■ Instructions to follow: Every line below that holds the string "felhasználhatók" should be copied out.
+ + +
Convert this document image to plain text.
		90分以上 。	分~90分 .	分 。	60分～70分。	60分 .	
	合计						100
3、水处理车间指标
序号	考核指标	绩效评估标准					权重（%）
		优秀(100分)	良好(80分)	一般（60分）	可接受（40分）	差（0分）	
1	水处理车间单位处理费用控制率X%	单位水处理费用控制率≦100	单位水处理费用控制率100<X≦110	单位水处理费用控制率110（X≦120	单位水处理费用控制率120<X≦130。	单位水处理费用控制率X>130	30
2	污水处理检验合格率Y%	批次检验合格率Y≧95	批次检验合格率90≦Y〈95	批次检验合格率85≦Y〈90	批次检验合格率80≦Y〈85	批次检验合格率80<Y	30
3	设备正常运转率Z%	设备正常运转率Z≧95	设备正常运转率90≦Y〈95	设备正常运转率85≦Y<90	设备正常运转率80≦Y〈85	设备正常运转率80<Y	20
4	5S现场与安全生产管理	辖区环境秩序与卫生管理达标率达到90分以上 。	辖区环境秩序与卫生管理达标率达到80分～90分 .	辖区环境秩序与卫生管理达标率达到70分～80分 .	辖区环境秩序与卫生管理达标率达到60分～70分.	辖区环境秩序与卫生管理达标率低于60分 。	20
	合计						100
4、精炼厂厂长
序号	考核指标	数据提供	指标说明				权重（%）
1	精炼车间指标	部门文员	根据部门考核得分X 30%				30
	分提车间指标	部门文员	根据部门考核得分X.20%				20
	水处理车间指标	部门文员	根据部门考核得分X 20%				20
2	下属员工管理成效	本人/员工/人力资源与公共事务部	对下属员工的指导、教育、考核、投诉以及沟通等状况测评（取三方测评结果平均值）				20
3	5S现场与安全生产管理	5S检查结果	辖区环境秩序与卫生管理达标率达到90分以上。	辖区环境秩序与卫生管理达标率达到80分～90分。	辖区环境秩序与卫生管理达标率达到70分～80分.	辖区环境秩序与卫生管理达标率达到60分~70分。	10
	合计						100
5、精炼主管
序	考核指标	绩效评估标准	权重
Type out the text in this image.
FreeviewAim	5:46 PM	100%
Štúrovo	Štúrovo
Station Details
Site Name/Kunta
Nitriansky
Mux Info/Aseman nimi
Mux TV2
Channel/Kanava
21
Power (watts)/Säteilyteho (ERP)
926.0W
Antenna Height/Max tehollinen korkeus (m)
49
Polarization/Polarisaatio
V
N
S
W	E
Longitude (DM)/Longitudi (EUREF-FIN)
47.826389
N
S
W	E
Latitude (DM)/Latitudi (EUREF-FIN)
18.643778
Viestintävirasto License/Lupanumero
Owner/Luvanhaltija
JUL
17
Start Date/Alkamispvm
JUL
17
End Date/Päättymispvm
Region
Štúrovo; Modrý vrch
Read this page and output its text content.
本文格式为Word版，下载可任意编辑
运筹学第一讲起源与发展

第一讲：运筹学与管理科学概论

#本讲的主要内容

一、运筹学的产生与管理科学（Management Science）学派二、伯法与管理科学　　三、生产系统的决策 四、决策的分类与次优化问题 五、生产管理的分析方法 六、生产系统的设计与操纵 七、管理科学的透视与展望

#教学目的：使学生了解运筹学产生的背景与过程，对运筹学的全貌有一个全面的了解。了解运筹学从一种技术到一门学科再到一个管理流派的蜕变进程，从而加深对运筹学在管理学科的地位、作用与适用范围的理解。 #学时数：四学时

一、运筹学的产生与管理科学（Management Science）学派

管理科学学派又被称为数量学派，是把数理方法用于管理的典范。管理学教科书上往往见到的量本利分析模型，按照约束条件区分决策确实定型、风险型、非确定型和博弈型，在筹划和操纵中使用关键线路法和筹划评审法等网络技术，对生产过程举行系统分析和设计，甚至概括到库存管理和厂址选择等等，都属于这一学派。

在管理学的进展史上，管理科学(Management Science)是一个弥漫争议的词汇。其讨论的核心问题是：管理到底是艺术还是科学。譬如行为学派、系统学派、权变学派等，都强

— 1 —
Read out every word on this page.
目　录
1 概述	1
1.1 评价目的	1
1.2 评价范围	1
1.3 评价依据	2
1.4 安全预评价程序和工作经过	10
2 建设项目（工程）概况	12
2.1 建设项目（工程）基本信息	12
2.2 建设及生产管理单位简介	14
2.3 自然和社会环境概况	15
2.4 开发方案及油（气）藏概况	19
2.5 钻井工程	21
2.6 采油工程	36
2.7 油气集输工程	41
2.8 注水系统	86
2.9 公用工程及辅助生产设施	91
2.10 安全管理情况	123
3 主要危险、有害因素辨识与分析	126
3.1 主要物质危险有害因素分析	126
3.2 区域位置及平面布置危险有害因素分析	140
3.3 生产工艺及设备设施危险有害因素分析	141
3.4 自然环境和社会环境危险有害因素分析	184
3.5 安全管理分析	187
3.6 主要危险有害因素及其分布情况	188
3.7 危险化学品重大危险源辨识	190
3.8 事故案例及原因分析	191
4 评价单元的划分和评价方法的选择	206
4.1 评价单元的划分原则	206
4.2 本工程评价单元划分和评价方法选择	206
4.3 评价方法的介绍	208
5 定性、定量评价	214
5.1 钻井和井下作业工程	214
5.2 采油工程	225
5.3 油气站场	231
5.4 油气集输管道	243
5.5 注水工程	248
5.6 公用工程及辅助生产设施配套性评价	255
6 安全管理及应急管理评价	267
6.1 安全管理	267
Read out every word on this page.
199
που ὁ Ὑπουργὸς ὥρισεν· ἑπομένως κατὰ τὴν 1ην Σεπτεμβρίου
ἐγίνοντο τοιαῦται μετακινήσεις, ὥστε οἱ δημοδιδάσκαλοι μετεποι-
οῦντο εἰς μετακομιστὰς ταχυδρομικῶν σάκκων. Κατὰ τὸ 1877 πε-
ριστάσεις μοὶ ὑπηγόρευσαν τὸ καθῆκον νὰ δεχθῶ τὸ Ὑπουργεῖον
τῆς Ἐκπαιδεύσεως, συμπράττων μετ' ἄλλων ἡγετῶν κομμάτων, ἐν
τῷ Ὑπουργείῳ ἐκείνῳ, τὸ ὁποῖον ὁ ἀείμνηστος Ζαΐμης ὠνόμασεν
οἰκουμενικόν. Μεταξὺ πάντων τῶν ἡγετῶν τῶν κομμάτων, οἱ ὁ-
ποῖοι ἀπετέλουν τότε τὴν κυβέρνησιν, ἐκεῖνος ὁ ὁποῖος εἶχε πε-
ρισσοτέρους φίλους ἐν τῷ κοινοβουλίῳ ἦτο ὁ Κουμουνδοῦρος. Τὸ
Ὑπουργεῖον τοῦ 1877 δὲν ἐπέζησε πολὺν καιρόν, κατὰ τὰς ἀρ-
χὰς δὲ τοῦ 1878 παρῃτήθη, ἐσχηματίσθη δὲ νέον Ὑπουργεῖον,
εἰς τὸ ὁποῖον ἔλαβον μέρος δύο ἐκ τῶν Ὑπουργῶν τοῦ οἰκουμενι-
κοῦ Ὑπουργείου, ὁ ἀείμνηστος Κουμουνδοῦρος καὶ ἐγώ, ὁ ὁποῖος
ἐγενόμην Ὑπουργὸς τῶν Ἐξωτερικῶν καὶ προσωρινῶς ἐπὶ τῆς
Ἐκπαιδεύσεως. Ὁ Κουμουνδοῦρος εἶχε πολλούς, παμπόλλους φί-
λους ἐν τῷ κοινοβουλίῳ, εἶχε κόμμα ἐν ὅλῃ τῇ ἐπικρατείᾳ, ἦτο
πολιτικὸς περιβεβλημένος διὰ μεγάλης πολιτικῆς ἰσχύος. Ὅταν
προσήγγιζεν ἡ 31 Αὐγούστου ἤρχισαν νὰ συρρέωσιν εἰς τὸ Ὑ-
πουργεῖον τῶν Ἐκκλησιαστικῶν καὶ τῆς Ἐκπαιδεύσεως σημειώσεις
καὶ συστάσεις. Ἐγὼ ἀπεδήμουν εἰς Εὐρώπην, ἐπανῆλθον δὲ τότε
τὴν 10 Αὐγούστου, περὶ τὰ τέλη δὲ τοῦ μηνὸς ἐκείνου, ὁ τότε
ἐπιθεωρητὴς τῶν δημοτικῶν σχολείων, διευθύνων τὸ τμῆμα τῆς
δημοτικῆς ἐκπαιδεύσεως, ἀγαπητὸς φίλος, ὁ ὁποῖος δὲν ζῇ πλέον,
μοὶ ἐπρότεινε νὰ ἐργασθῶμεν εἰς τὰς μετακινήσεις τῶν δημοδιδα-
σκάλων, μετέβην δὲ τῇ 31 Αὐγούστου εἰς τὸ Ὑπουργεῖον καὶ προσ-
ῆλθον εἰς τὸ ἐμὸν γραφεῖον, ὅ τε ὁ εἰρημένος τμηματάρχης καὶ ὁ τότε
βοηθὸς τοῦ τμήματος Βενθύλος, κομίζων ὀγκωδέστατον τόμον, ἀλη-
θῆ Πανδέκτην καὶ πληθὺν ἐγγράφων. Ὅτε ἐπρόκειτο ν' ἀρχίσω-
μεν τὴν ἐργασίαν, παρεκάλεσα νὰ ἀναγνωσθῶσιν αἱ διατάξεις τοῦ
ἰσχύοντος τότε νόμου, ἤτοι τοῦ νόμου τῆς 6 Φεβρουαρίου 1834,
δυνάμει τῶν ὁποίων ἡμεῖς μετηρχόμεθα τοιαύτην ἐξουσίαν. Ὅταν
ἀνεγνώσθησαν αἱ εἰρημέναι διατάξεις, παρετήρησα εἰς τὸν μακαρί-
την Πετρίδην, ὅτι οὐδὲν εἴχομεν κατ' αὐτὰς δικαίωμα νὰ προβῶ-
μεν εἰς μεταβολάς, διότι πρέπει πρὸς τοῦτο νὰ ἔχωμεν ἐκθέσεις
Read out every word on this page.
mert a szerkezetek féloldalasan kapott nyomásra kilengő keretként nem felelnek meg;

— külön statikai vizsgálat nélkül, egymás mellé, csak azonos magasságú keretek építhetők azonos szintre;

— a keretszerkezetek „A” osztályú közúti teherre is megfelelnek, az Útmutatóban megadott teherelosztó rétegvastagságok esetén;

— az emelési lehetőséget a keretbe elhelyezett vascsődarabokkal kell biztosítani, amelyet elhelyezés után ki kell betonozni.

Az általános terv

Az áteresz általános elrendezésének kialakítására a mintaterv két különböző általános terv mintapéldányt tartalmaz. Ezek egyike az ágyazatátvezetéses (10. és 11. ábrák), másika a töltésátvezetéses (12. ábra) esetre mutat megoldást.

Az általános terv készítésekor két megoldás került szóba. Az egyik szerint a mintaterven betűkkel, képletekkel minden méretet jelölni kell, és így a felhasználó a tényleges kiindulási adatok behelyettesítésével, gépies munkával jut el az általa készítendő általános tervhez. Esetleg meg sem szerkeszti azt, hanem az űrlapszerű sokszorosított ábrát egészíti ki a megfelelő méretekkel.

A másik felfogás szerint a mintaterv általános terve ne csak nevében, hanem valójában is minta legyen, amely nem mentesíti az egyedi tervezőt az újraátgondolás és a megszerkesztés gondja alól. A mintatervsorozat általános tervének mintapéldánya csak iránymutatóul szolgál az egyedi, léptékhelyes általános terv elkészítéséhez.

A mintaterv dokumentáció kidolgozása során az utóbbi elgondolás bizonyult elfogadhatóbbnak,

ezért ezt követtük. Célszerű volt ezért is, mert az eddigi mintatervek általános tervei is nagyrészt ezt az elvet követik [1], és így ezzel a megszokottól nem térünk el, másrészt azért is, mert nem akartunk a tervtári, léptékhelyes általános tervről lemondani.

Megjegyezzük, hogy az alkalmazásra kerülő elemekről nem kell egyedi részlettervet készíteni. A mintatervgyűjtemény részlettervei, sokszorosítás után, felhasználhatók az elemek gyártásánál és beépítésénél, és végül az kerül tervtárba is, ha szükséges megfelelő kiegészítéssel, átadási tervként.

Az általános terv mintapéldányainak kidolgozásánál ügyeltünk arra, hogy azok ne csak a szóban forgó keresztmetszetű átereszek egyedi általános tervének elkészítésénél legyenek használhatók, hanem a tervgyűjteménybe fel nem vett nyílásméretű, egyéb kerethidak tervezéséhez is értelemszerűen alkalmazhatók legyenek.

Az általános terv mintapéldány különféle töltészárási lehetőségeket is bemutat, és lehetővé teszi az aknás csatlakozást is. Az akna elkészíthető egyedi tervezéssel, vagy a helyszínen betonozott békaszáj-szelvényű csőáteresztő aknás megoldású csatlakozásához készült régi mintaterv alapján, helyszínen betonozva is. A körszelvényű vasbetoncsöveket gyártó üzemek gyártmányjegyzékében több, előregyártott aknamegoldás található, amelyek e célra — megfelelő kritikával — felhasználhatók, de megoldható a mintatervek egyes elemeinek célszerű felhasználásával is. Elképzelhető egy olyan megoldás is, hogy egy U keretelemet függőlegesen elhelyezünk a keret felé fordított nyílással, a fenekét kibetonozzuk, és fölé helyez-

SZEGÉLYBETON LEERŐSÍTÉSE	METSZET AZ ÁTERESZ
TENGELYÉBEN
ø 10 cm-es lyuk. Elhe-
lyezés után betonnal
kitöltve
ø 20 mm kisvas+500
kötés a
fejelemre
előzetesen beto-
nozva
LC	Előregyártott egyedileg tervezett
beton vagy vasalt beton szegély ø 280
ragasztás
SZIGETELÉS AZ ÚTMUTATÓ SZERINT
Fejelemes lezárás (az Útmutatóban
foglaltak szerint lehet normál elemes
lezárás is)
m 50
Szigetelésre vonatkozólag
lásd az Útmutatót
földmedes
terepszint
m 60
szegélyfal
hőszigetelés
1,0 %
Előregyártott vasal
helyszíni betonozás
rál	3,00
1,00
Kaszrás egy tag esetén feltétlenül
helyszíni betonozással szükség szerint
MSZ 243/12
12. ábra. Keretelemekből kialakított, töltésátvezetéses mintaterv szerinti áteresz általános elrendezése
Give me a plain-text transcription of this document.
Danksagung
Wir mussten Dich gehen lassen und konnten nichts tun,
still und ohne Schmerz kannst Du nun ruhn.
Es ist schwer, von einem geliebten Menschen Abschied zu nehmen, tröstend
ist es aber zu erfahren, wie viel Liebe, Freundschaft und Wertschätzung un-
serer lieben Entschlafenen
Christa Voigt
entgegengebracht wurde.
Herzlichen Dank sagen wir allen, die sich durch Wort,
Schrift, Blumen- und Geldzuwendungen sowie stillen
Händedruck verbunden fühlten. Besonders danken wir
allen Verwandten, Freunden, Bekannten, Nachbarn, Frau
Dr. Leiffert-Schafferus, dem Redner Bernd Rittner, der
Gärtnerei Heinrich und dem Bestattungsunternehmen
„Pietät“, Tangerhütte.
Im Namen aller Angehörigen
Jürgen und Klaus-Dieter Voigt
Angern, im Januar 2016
+ + +
■ Correct result:
Megjegyezzük, hogy az alkalmazásra kerülő elemekről nem kell egyedi részlettervet készíteni. A mintatervgyűjtemény részlettervei, sokszorosítás után, felhasználhatók az elemek gyártásánál és beépítésénél, és végül az kerül tervtárba is, ha szükséges megfelelő kiegészítéssel, átadási tervként.
Az általános terv mintapéldány különféle töltészárási lehetőségeket is bemutat, és lehetővé teszi az aknás csatlakozást is. Az akna elkészíthető egyedi tervezéssel, vagy a helyszínen betonozott békaszáj-szelvényű csőáteresztő aknás megoldású csatlakozásához készült régi mintaterv alapján, helyszínen betonozva is. A körszelvényű vasbetoncsöveket gyártó üzemek gyártmányjegyzékében több, előregyártott aknamegoldás található, amelyek e célra — megfelelő kritikával — felhasználhatók, de megoldható a mintatervek egyes elemeinek célszerű felhasználásával is. Elképzelhető egy olyan megoldás is, hogy egy U keretelemet függőlegesen elhelyezünk a keret felé fordított nyílással, a fenekét kibetonozzuk, és fölé helyez-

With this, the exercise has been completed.